• _Exercise aim_:
Reproduce the full listing below unchanged, apart from the pictures.

(Stored data)
* start *
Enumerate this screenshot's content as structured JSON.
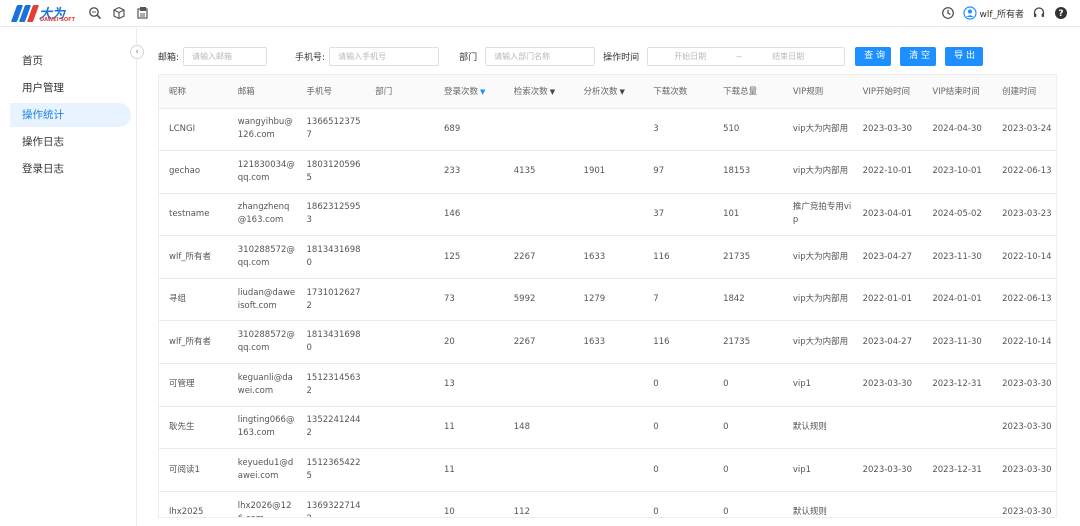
{
  "app": {
    "logo_text": "大为",
    "logo_sub": "DAWEI SOFT"
  },
  "topbar": {
    "user_name": "wlf_所有者",
    "icons": [
      "zoom-icon",
      "cube-icon",
      "export-icon",
      "clock-icon",
      "user-icon",
      "headset-icon",
      "help-icon"
    ]
  },
  "sidebar": {
    "collapse": "‹",
    "items": [
      {
        "label": "首页"
      },
      {
        "label": "用户管理"
      },
      {
        "label": "操作统计"
      },
      {
        "label": "操作日志"
      },
      {
        "label": "登录日志"
      }
    ]
  },
  "filters": {
    "email_label": "邮箱:",
    "email_placeholder": "请输入邮箱",
    "phone_label": "手机号:",
    "phone_placeholder": "请输入手机号",
    "dept_label": "部门",
    "dept_placeholder": "请输入部门名称",
    "time_label": "操作时间",
    "start_placeholder": "开始日期",
    "range_sep": "~",
    "end_placeholder": "结束日期",
    "query_btn": "查 询",
    "clear_btn": "清 空",
    "export_btn": "导 出"
  },
  "table": {
    "headers": [
      "昵称",
      "邮箱",
      "手机号",
      "部门",
      "登录次数",
      "检索次数",
      "分析次数",
      "下载次数",
      "下载总量",
      "VIP规则",
      "VIP开始时间",
      "VIP结束时间",
      "创建时间"
    ],
    "sort_marks": {
      "login": "▼",
      "search": "▼",
      "analysis": "▼"
    },
    "rows": [
      [
        "LCNGI",
        "wangyihbu@126.com",
        "13665123757",
        "",
        "689",
        "",
        "",
        "3",
        "510",
        "vip大为内部用",
        "2023-03-30",
        "2024-04-30",
        "2023-03-24"
      ],
      [
        "gechao",
        "121830034@qq.com",
        "18031205965",
        "",
        "233",
        "4135",
        "1901",
        "97",
        "18153",
        "vip大为内部用",
        "2022-10-01",
        "2023-10-01",
        "2022-06-13"
      ],
      [
        "testname",
        "zhangzhenq@163.com",
        "18623125953",
        "",
        "146",
        "",
        "",
        "37",
        "101",
        "推广竞拍专用vip",
        "2023-04-01",
        "2024-05-02",
        "2023-03-23"
      ],
      [
        "wlf_所有者",
        "310288572@qq.com",
        "18134316980",
        "",
        "125",
        "2267",
        "1633",
        "116",
        "21735",
        "vip大为内部用",
        "2023-04-27",
        "2023-11-30",
        "2022-10-14"
      ],
      [
        "寻组",
        "liudan@daweisoft.com",
        "17310126272",
        "",
        "73",
        "5992",
        "1279",
        "7",
        "1842",
        "vip大为内部用",
        "2022-01-01",
        "2024-01-01",
        "2022-06-13"
      ],
      [
        "wlf_所有者",
        "310288572@qq.com",
        "18134316980",
        "",
        "20",
        "2267",
        "1633",
        "116",
        "21735",
        "vip大为内部用",
        "2023-04-27",
        "2023-11-30",
        "2022-10-14"
      ],
      [
        "可管理",
        "keguanli@dawei.com",
        "15123145632",
        "",
        "13",
        "",
        "",
        "0",
        "0",
        "vip1",
        "2023-03-30",
        "2023-12-31",
        "2023-03-30"
      ],
      [
        "耿先生",
        "lingting066@163.com",
        "13522412442",
        "",
        "11",
        "148",
        "",
        "0",
        "0",
        "默认规则",
        "",
        "",
        "2023-03-30"
      ],
      [
        "可阅读1",
        "keyuedu1@dawei.com",
        "15123654225",
        "",
        "11",
        "",
        "",
        "0",
        "0",
        "vip1",
        "2023-03-30",
        "2023-12-31",
        "2023-03-30"
      ],
      [
        "lhx2025",
        "lhx2026@126.com",
        "13693227142",
        "",
        "10",
        "112",
        "",
        "0",
        "0",
        "默认规则",
        "",
        "",
        "2023-03-30"
      ]
    ]
  }
}
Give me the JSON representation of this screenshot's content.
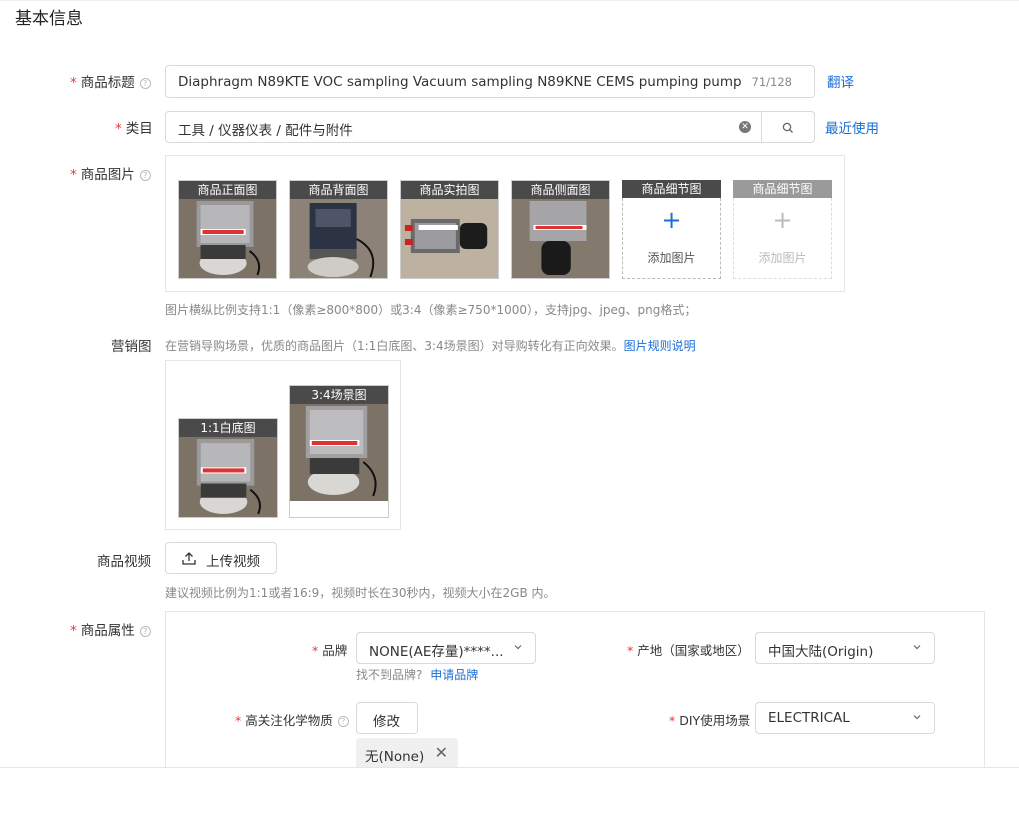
* end *
• _Written reply_:
Enumerate this screenshot's content as structured JSON.
{
  "app": {
    "logo_text": "大为",
    "logo_sub": "DAWEI SOFT"
  },
  "topbar": {
    "user_name": "wlf_所有者",
    "icons": [
      "zoom-icon",
      "cube-icon",
      "export-icon",
      "clock-icon",
      "user-icon",
      "headset-icon",
      "help-icon"
    ]
  },
  "sidebar": {
    "collapse": "‹",
    "items": [
      {
        "label": "首页"
      },
      {
        "label": "用户管理"
      },
      {
        "label": "操作统计"
      },
      {
        "label": "操作日志"
      },
      {
        "label": "登录日志"
      }
    ]
  },
  "filters": {
    "email_label": "邮箱:",
    "email_placeholder": "请输入邮箱",
    "phone_label": "手机号:",
    "phone_placeholder": "请输入手机号",
    "dept_label": "部门",
    "dept_placeholder": "请输入部门名称",
    "time_label": "操作时间",
    "start_placeholder": "开始日期",
    "range_sep": "~",
    "end_placeholder": "结束日期",
    "query_btn": "查 询",
    "clear_btn": "清 空",
    "export_btn": "导 出"
  },
  "table": {
    "headers": [
      "昵称",
      "邮箱",
      "手机号",
      "部门",
      "登录次数",
      "检索次数",
      "分析次数",
      "下载次数",
      "下载总量",
      "VIP规则",
      "VIP开始时间",
      "VIP结束时间",
      "创建时间"
    ],
    "sort_marks": {
      "login": "▼",
      "search": "▼",
      "analysis": "▼"
    },
    "rows": [
      [
        "LCNGI",
        "wangyihbu@126.com",
        "13665123757",
        "",
        "689",
        "",
        "",
        "3",
        "510",
        "vip大为内部用",
        "2023-03-30",
        "2024-04-30",
        "2023-03-24"
      ],
      [
        "gechao",
        "121830034@qq.com",
        "18031205965",
        "",
        "233",
        "4135",
        "1901",
        "97",
        "18153",
        "vip大为内部用",
        "2022-10-01",
        "2023-10-01",
        "2022-06-13"
      ],
      [
        "testname",
        "zhangzhenq@163.com",
        "18623125953",
        "",
        "146",
        "",
        "",
        "37",
        "101",
        "推广竞拍专用vip",
        "2023-04-01",
        "2024-05-02",
        "2023-03-23"
      ],
      [
        "wlf_所有者",
        "310288572@qq.com",
        "18134316980",
        "",
        "125",
        "2267",
        "1633",
        "116",
        "21735",
        "vip大为内部用",
        "2023-04-27",
        "2023-11-30",
        "2022-10-14"
      ],
      [
        "寻组",
        "liudan@daweisoft.com",
        "17310126272",
        "",
        "73",
        "5992",
        "1279",
        "7",
        "1842",
        "vip大为内部用",
        "2022-01-01",
        "2024-01-01",
        "2022-06-13"
      ],
      [
        "wlf_所有者",
        "310288572@qq.com",
        "18134316980",
        "",
        "20",
        "2267",
        "1633",
        "116",
        "21735",
        "vip大为内部用",
        "2023-04-27",
        "2023-11-30",
        "2022-10-14"
      ],
      [
        "可管理",
        "keguanli@dawei.com",
        "15123145632",
        "",
        "13",
        "",
        "",
        "0",
        "0",
        "vip1",
        "2023-03-30",
        "2023-12-31",
        "2023-03-30"
      ],
      [
        "耿先生",
        "lingting066@163.com",
        "13522412442",
        "",
        "11",
        "148",
        "",
        "0",
        "0",
        "默认规则",
        "",
        "",
        "2023-03-30"
      ],
      [
        "可阅读1",
        "keyuedu1@dawei.com",
        "15123654225",
        "",
        "11",
        "",
        "",
        "0",
        "0",
        "vip1",
        "2023-03-30",
        "2023-12-31",
        "2023-03-30"
      ],
      [
        "lhx2025",
        "lhx2026@126.com",
        "13693227142",
        "",
        "10",
        "112",
        "",
        "0",
        "0",
        "默认规则",
        "",
        "",
        "2023-03-30"
      ]
    ]
  }
}
Give me the JSON representation of this screenshot's content.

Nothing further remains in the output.